**EXERCISE PROMPT:**
Reproduce the entire listing word for word.

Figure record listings
........

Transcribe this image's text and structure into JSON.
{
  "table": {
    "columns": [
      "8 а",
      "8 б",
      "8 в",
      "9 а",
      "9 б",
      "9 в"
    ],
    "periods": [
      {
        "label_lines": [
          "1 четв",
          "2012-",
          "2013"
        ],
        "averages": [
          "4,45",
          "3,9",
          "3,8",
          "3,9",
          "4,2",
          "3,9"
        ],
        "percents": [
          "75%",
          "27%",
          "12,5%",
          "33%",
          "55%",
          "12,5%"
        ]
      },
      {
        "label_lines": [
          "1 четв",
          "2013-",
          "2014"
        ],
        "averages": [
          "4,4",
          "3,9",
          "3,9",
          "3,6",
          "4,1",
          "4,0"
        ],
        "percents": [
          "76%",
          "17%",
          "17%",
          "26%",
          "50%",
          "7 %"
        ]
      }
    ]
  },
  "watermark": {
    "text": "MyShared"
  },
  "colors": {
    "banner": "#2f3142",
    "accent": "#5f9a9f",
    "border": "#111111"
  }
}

........

**THE COMPLETED TASK:**
Transcribe this image's text and structure into JSON.
{
  "table": {
    "columns": [
      "8 а",
      "8 б",
      "8 в",
      "9 а",
      "9 б",
      "9 в"
    ],
    "periods": [
      {
        "label_lines": [
          "1 четв",
          "2012-",
          "2013"
        ],
        "averages": [
          "4,45",
          "3,9",
          "3,8",
          "3,9",
          "4,2",
          "3,9"
        ],
        "percents": [
          "75%",
          "27%",
          "12,5%",
          "33%",
          "55%",
          "12,5%"
        ]
      },
      {
        "label_lines": [
          "1 четв",
          "2013-",
          "2014"
        ],
        "averages": [
          "4,4",
          "3,9",
          "3,9",
          "3,6",
          "4,1",
          "4,0"
        ],
        "percents": [
          "76%",
          "17%",
          "17%",
          "26%",
          "50%",
          "7 %"
        ]
      }
    ]
  },
  "watermark": {
    "text": "MyShared"
  },
  "colors": {
    "banner": "#2f3142",
    "accent": "#5f9a9f",
    "border": "#111111"
  }
}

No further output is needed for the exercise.